* [SOURCE RECORDS]
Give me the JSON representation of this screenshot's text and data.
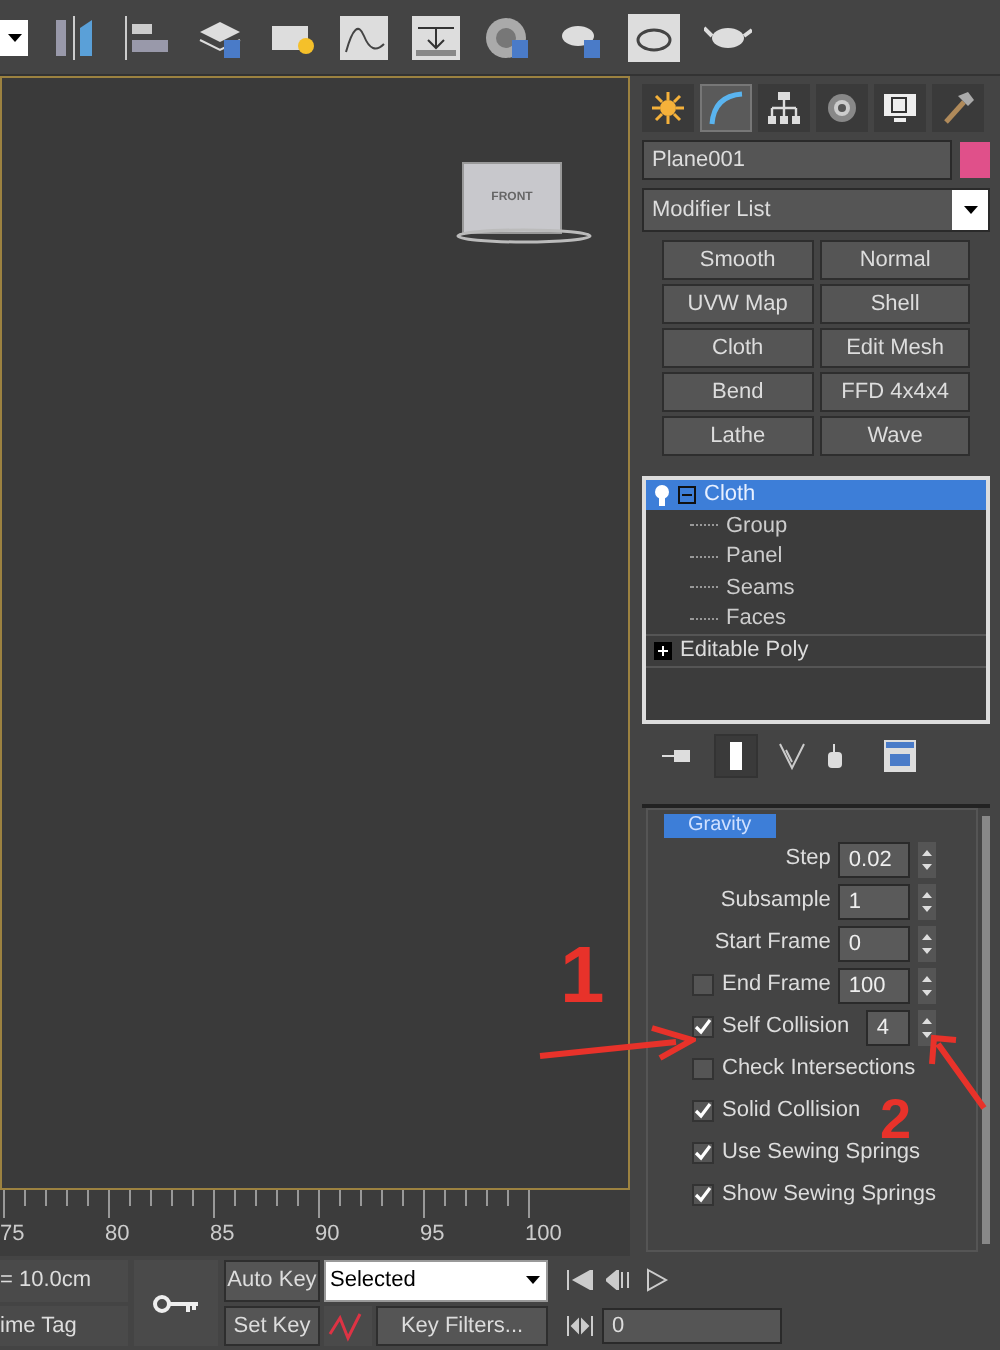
{
  "command_panel": {
    "tabs": [
      {
        "kind": "create",
        "selected": false
      },
      {
        "kind": "modify",
        "selected": true
      },
      {
        "kind": "hierarchy",
        "selected": false
      },
      {
        "kind": "motion",
        "selected": false
      },
      {
        "kind": "display",
        "selected": false
      },
      {
        "kind": "utilities",
        "selected": false
      }
    ],
    "object": {
      "name": "Plane001",
      "color": "#e0508a"
    },
    "modifier_list": "Modifier List",
    "modifier_buttons": [
      "Smooth",
      "Normal",
      "UVW Map",
      "Shell",
      "Cloth",
      "Edit Mesh",
      "Bend",
      "FFD 4x4x4",
      "Lathe",
      "Wave"
    ],
    "stack": [
      {
        "label": "Cloth",
        "selected": true,
        "expanded": true,
        "children": [
          {
            "label": "Group"
          },
          {
            "label": "Panel"
          },
          {
            "label": "Seams"
          },
          {
            "label": "Faces"
          }
        ]
      },
      {
        "label": "Editable Poly",
        "selected": false,
        "expanded": false
      }
    ],
    "rollout": [
      {
        "kind": "toggle",
        "label": "Gravity",
        "selected": true
      },
      {
        "kind": "spinner",
        "label": "Step",
        "value": "0.02"
      },
      {
        "kind": "spinner",
        "label": "Subsample",
        "value": "1"
      },
      {
        "kind": "spinner",
        "label": "Start Frame",
        "value": "0"
      },
      {
        "kind": "check_spinner",
        "label": "End Frame",
        "checked": false,
        "value": "100"
      },
      {
        "kind": "check_spinner",
        "label": "Self Collision",
        "checked": true,
        "value": "4"
      },
      {
        "kind": "check",
        "label": "Check Intersections",
        "checked": false
      },
      {
        "kind": "check",
        "label": "Solid Collision",
        "checked": true
      },
      {
        "kind": "check",
        "label": "Use Sewing Springs",
        "checked": true
      },
      {
        "kind": "check",
        "label": "Show Sewing Springs",
        "checked": true
      }
    ]
  },
  "viewcube": {
    "label": "FRONT"
  },
  "timeline": {
    "ticks": [
      "75",
      "80",
      "85",
      "90",
      "95",
      "100"
    ]
  },
  "status": {
    "grid": "= 10.0cm",
    "time_tag": "ime Tag",
    "auto_key": "Auto Key",
    "set_key": "Set Key",
    "key_mode": "Selected",
    "key_filters": "Key Filters...",
    "frame": "0"
  },
  "annotations": [
    {
      "label": "1"
    },
    {
      "label": "2"
    }
  ]
}
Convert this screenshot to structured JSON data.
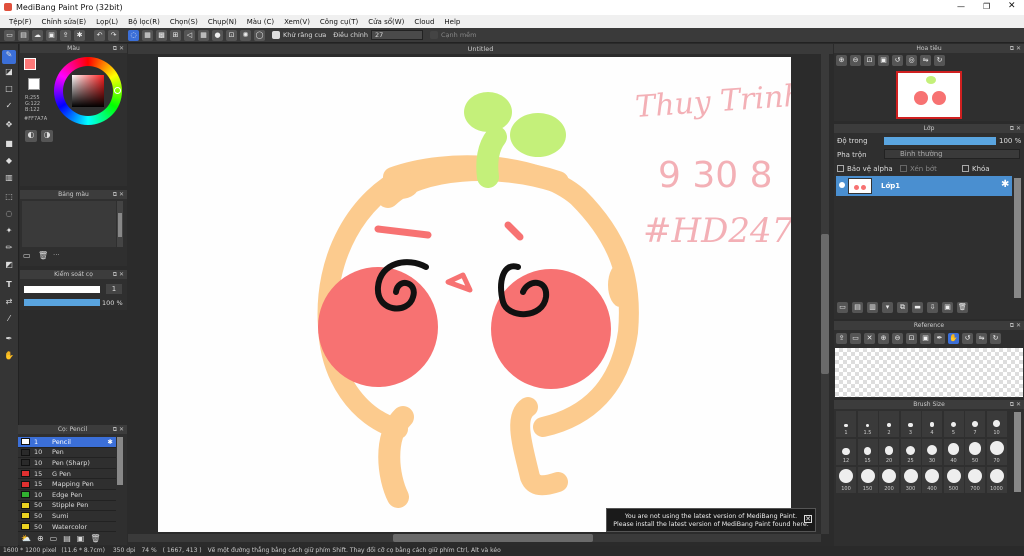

* [GIVEN REQUEST]
Pull every line containing "value" out of the data above.

* [TASK ANSWER]
        "value": "0.02"
        "value": "1"
        "value": "0"
        "value": "100"
        "value": "4"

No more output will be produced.